* STATED EXERCISE: Please state how many lines in the records contain the string "nique", with no words besides the number.

— Start SOURCE MATERIAL —

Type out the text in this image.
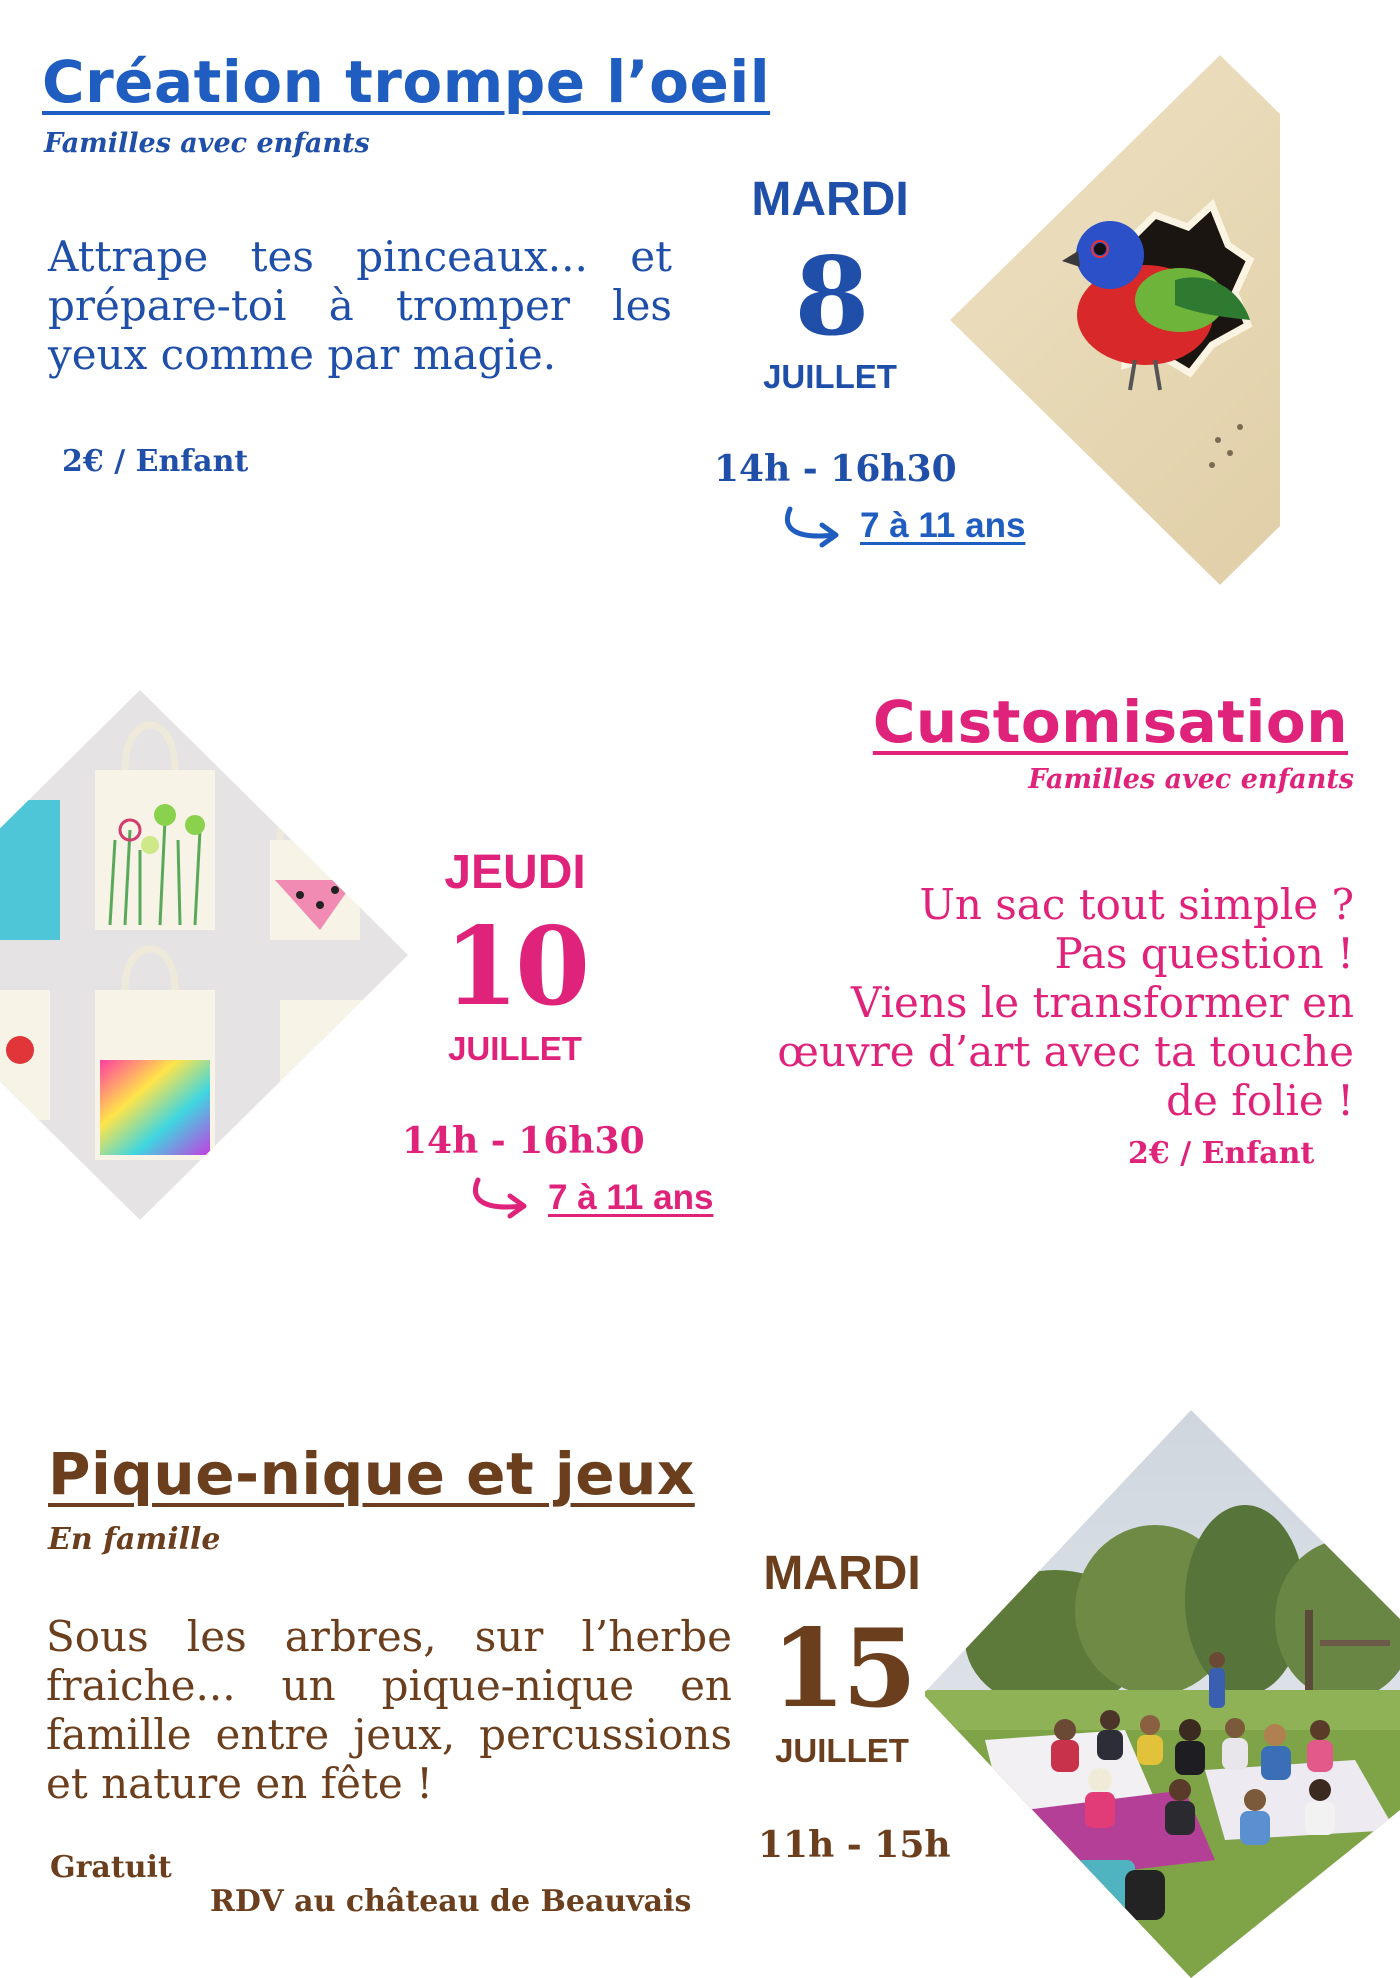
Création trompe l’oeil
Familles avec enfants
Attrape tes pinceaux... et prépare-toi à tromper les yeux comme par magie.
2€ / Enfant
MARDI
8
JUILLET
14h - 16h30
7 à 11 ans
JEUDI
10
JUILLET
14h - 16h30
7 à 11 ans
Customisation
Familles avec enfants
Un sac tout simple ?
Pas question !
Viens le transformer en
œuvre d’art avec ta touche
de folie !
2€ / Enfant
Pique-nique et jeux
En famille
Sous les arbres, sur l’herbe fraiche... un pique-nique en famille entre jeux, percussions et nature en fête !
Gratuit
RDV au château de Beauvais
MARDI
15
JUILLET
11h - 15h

— End SOURCE MATERIAL —

* FINISHED TASK: 2